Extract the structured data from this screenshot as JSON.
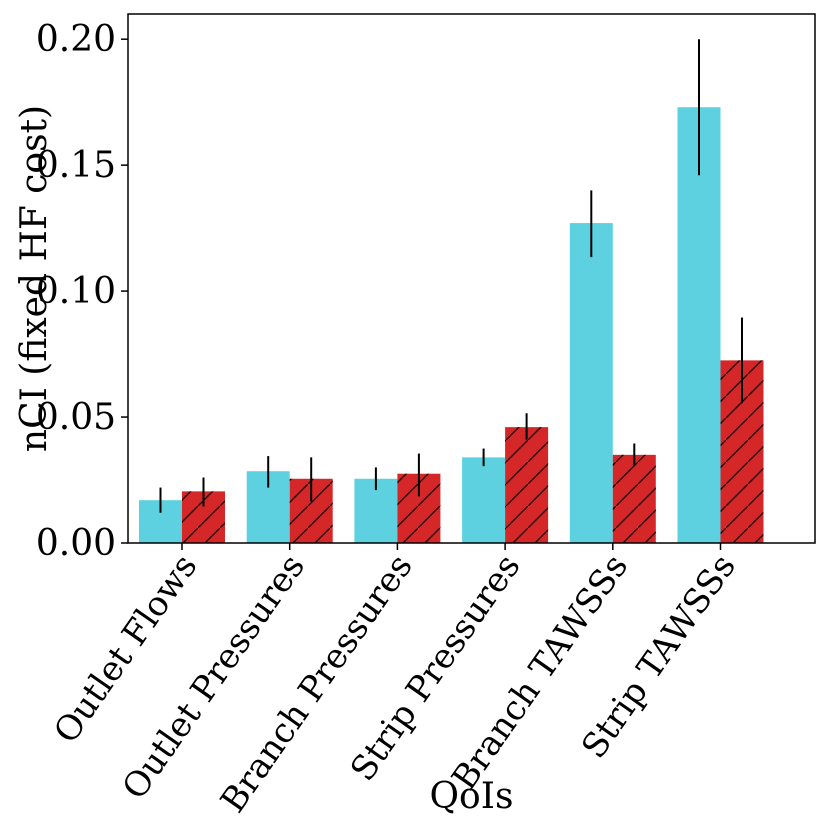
{
  "chart_data": {
    "type": "bar",
    "title": "",
    "xlabel": "QoIs",
    "ylabel": "nCI (fixed HF cost)",
    "ylim": [
      0,
      0.21
    ],
    "yticks": [
      "0.00",
      "0.05",
      "0.10",
      "0.15",
      "0.20"
    ],
    "ytick_values": [
      0,
      0.05,
      0.1,
      0.15,
      0.2
    ],
    "categories": [
      "Outlet Flows",
      "Outlet Pressures",
      "Branch Pressures",
      "Strip Pressures",
      "Branch TAWSSs",
      "Strip TAWSSs"
    ],
    "grid": false,
    "legend": "none",
    "series": [
      {
        "name": "series 1",
        "color": "#5dd1df",
        "hatch": "none",
        "values": [
          0.017,
          0.0285,
          0.0255,
          0.034,
          0.127,
          0.173
        ],
        "err_low": [
          0.012,
          0.022,
          0.021,
          0.0305,
          0.1135,
          0.146
        ],
        "err_high": [
          0.022,
          0.0345,
          0.03,
          0.0375,
          0.14,
          0.2
        ]
      },
      {
        "name": "series 2",
        "color": "#d62728",
        "hatch": "diagonal",
        "values": [
          0.0205,
          0.0255,
          0.0275,
          0.046,
          0.035,
          0.0725
        ],
        "err_low": [
          0.0145,
          0.0165,
          0.0185,
          0.041,
          0.0305,
          0.0555
        ],
        "err_high": [
          0.026,
          0.034,
          0.0355,
          0.0515,
          0.0395,
          0.0895
        ]
      }
    ]
  }
}
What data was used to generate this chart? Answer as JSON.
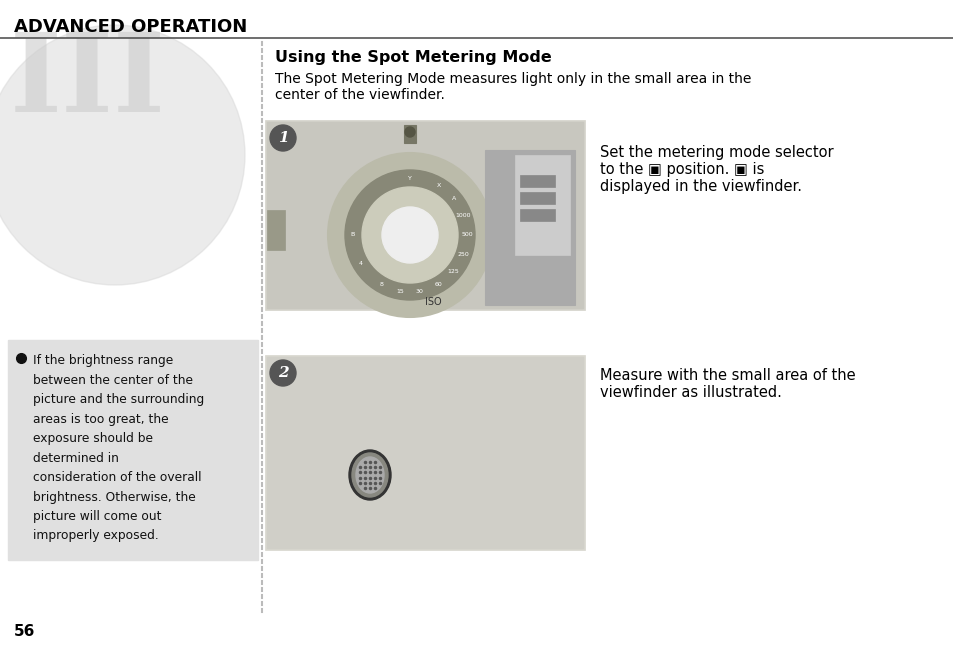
* * * * * * * * *
Output the entries above exactly. Drop the pictures.

▸ Task result
Extract the structured data from this screenshot as JSON.
{
  "chart_data": {
    "type": "bar",
    "title": "",
    "xlabel": "QoIs",
    "ylabel": "nCI (fixed HF cost)",
    "ylim": [
      0,
      0.21
    ],
    "yticks": [
      "0.00",
      "0.05",
      "0.10",
      "0.15",
      "0.20"
    ],
    "ytick_values": [
      0,
      0.05,
      0.1,
      0.15,
      0.2
    ],
    "categories": [
      "Outlet Flows",
      "Outlet Pressures",
      "Branch Pressures",
      "Strip Pressures",
      "Branch TAWSSs",
      "Strip TAWSSs"
    ],
    "grid": false,
    "legend": "none",
    "series": [
      {
        "name": "series 1",
        "color": "#5dd1df",
        "hatch": "none",
        "values": [
          0.017,
          0.0285,
          0.0255,
          0.034,
          0.127,
          0.173
        ],
        "err_low": [
          0.012,
          0.022,
          0.021,
          0.0305,
          0.1135,
          0.146
        ],
        "err_high": [
          0.022,
          0.0345,
          0.03,
          0.0375,
          0.14,
          0.2
        ]
      },
      {
        "name": "series 2",
        "color": "#d62728",
        "hatch": "diagonal",
        "values": [
          0.0205,
          0.0255,
          0.0275,
          0.046,
          0.035,
          0.0725
        ],
        "err_low": [
          0.0145,
          0.0165,
          0.0185,
          0.041,
          0.0305,
          0.0555
        ],
        "err_high": [
          0.026,
          0.034,
          0.0355,
          0.0515,
          0.0395,
          0.0895
        ]
      }
    ]
  }
}
What data was used to generate this chart? Answer as JSON.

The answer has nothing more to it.